◆ Task prompt: Look for the string "Cutoff" in every line, and copy each line that has it.

(Saved entries)
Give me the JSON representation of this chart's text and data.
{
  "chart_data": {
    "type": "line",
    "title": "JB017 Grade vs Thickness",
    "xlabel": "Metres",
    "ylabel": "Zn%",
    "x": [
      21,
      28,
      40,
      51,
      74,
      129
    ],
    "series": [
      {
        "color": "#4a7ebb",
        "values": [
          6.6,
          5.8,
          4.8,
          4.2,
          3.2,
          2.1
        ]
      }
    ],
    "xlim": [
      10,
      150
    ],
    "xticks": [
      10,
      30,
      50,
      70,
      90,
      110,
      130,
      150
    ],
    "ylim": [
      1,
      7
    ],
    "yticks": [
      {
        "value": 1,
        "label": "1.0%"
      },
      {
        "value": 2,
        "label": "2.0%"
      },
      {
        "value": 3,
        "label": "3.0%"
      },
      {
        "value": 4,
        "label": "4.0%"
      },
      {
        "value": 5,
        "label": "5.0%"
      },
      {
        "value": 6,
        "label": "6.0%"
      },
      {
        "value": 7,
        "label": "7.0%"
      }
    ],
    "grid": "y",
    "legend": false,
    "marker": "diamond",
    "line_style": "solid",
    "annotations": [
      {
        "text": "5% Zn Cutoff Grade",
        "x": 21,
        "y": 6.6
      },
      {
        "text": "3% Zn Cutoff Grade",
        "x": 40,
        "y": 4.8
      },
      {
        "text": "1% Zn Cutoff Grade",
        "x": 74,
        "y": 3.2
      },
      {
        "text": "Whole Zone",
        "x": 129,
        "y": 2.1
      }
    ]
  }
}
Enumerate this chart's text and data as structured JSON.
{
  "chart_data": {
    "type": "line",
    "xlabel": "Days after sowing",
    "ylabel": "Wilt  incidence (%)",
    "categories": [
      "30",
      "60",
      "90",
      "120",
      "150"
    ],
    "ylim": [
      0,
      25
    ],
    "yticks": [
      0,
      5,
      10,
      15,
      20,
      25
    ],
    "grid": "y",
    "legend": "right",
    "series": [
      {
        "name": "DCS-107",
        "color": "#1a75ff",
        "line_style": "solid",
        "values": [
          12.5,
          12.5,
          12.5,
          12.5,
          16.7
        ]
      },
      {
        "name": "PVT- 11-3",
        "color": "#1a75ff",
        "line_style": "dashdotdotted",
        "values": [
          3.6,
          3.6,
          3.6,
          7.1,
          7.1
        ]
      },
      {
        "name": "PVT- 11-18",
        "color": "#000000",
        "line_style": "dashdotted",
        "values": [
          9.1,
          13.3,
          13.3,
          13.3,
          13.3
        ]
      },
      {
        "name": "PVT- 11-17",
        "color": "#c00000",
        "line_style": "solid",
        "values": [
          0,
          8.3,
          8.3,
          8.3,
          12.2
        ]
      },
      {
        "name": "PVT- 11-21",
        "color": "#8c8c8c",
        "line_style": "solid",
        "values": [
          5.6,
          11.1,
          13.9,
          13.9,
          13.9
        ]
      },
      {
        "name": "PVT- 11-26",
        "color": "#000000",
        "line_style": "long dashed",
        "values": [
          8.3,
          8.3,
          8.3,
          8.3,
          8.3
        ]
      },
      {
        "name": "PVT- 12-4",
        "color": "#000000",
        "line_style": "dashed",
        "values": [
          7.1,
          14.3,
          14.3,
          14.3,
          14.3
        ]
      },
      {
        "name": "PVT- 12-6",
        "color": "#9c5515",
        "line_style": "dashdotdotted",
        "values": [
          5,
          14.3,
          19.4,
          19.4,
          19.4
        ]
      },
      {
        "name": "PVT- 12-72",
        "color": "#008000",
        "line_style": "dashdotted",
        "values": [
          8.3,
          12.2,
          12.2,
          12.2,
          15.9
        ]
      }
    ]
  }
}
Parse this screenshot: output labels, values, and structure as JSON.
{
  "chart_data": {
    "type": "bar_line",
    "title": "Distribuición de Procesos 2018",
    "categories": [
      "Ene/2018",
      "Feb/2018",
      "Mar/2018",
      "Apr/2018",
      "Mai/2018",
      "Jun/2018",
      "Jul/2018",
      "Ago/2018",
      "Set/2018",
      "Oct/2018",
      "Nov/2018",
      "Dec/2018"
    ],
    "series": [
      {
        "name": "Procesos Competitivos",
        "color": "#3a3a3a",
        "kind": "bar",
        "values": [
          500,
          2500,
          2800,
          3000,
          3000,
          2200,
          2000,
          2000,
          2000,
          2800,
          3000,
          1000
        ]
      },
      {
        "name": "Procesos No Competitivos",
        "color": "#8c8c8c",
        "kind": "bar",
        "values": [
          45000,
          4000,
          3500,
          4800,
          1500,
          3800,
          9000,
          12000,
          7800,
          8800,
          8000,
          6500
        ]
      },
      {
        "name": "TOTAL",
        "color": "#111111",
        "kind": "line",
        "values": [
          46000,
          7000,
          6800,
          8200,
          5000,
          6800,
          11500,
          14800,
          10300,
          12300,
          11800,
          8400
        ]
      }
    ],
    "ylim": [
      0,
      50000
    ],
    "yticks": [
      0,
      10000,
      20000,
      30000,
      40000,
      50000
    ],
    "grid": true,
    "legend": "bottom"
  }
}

◆ Expected answer:
        "text": "5% Zn Cutoff Grade",
        "text": "3% Zn Cutoff Grade",
        "text": "1% Zn Cutoff Grade",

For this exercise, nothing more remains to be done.